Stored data
BEGIN
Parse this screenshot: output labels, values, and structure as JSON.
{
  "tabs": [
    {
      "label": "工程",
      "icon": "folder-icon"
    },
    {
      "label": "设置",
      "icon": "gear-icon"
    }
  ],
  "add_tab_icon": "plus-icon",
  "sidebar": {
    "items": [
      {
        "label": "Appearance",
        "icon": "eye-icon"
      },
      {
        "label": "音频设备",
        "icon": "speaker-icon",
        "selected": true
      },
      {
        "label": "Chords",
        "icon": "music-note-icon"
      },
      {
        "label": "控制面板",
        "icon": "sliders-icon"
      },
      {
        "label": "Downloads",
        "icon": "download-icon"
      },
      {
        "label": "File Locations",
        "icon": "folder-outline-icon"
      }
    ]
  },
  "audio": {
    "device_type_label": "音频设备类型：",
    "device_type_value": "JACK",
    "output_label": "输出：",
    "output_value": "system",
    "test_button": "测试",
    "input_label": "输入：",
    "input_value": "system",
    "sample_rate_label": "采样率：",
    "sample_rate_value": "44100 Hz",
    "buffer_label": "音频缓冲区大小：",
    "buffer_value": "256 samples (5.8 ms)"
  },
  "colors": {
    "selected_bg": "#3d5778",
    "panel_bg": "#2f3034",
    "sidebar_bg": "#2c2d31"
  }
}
END
YOUR INSTRUCTIONS –
Return each line of the records above exactly as it reads.

ANSWER TO THE TASK –
Parse this screenshot: output labels, values, and structure as JSON.
{
  "tabs": [
    {
      "label": "工程",
      "icon": "folder-icon"
    },
    {
      "label": "设置",
      "icon": "gear-icon"
    }
  ],
  "add_tab_icon": "plus-icon",
  "sidebar": {
    "items": [
      {
        "label": "Appearance",
        "icon": "eye-icon"
      },
      {
        "label": "音频设备",
        "icon": "speaker-icon",
        "selected": true
      },
      {
        "label": "Chords",
        "icon": "music-note-icon"
      },
      {
        "label": "控制面板",
        "icon": "sliders-icon"
      },
      {
        "label": "Downloads",
        "icon": "download-icon"
      },
      {
        "label": "File Locations",
        "icon": "folder-outline-icon"
      }
    ]
  },
  "audio": {
    "device_type_label": "音频设备类型：",
    "device_type_value": "JACK",
    "output_label": "输出：",
    "output_value": "system",
    "test_button": "测试",
    "input_label": "输入：",
    "input_value": "system",
    "sample_rate_label": "采样率：",
    "sample_rate_value": "44100 Hz",
    "buffer_label": "音频缓冲区大小：",
    "buffer_value": "256 samples (5.8 ms)"
  },
  "colors": {
    "selected_bg": "#3d5778",
    "panel_bg": "#2f3034",
    "sidebar_bg": "#2c2d31"
  }
}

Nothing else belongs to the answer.